Problem details ▸ Locate each line of the material that contains "JSON", then return it.

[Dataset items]
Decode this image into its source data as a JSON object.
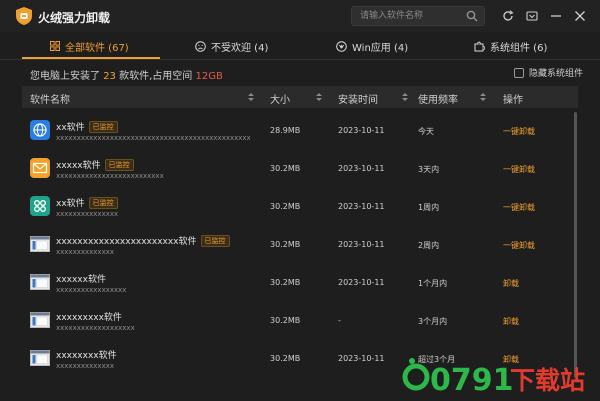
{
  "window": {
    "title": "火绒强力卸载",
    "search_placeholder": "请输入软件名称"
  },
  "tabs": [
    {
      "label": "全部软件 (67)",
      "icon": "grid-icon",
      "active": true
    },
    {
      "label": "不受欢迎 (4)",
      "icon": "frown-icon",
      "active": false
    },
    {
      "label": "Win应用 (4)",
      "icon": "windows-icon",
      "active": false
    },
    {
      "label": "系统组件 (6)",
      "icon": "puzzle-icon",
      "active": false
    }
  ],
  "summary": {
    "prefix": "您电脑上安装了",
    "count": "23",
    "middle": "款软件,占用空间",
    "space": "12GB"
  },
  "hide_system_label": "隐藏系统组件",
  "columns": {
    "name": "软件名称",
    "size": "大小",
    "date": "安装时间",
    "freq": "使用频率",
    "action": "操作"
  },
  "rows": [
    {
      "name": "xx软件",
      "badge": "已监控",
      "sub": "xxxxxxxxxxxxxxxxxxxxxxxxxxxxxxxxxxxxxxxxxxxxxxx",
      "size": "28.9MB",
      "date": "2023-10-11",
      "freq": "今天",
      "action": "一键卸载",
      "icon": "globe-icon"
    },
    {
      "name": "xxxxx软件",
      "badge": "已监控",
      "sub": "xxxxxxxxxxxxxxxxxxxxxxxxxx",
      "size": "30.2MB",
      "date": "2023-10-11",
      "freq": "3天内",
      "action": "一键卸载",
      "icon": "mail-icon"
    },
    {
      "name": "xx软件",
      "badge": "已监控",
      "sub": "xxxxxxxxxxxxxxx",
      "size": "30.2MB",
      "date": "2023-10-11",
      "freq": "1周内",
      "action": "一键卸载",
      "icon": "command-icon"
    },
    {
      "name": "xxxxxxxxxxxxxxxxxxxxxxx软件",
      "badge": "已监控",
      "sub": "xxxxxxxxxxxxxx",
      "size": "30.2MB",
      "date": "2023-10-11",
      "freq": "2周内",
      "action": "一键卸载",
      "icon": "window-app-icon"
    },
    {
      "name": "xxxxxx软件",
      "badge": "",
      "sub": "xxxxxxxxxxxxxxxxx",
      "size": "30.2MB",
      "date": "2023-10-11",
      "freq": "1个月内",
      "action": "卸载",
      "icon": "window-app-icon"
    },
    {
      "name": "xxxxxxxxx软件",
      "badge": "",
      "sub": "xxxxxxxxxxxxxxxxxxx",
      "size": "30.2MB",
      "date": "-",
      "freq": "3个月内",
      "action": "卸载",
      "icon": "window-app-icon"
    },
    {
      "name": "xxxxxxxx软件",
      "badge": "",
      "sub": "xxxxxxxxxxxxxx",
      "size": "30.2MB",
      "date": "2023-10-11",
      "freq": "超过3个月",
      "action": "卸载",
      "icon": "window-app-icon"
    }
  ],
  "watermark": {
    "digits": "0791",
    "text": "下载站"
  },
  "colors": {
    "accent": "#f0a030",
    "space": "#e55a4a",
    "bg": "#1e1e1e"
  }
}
* * *
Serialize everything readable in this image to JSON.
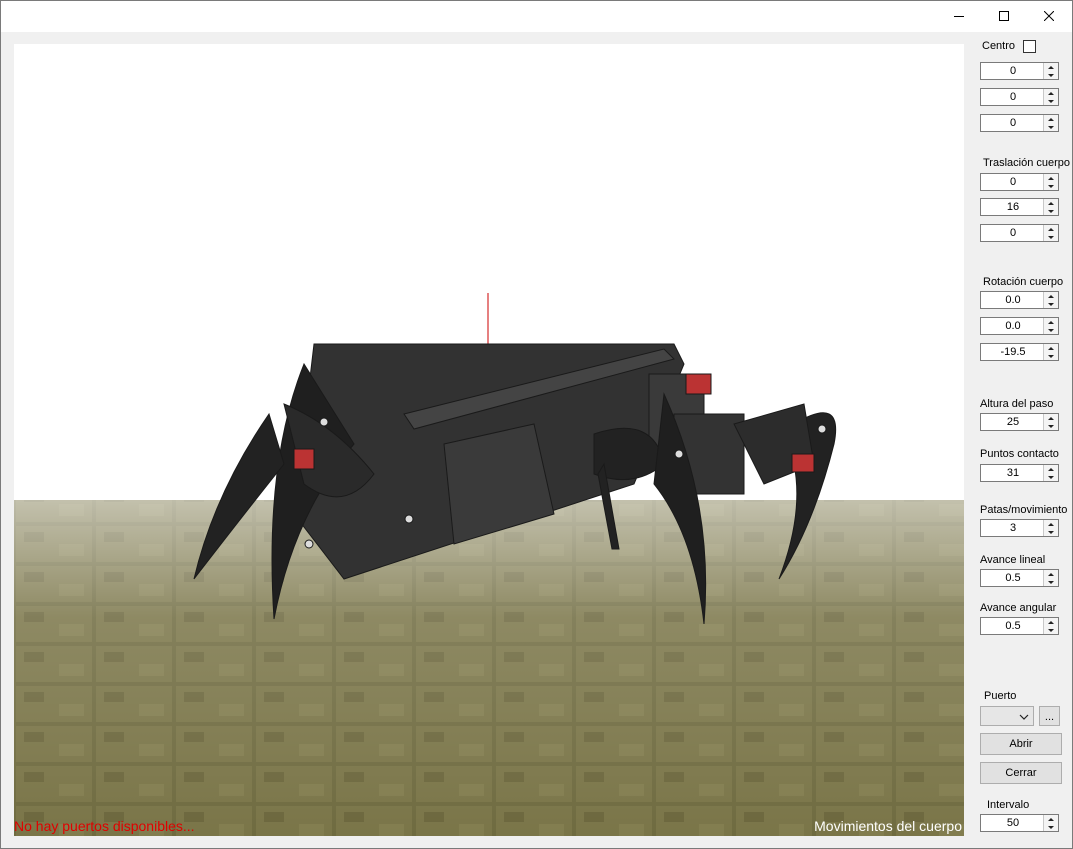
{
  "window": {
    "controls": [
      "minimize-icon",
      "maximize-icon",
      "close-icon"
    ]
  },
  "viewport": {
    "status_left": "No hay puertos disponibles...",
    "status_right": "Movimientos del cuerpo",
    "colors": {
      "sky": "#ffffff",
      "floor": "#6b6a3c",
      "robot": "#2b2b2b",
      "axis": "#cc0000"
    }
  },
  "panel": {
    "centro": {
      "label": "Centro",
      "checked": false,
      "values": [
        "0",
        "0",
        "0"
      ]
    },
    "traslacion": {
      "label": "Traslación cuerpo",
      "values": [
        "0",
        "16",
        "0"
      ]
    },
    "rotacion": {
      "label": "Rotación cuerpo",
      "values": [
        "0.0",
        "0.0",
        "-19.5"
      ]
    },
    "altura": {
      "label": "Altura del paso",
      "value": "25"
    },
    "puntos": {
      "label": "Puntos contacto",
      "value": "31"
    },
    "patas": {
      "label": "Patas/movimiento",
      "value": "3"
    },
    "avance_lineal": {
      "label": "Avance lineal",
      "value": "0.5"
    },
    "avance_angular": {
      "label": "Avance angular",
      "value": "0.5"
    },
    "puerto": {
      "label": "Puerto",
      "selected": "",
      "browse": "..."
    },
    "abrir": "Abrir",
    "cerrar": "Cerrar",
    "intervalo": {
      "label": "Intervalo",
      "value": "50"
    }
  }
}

Exercise result ▸
Decode this image into its source data as a JSON object.
Serialize everything readable in this image to JSON.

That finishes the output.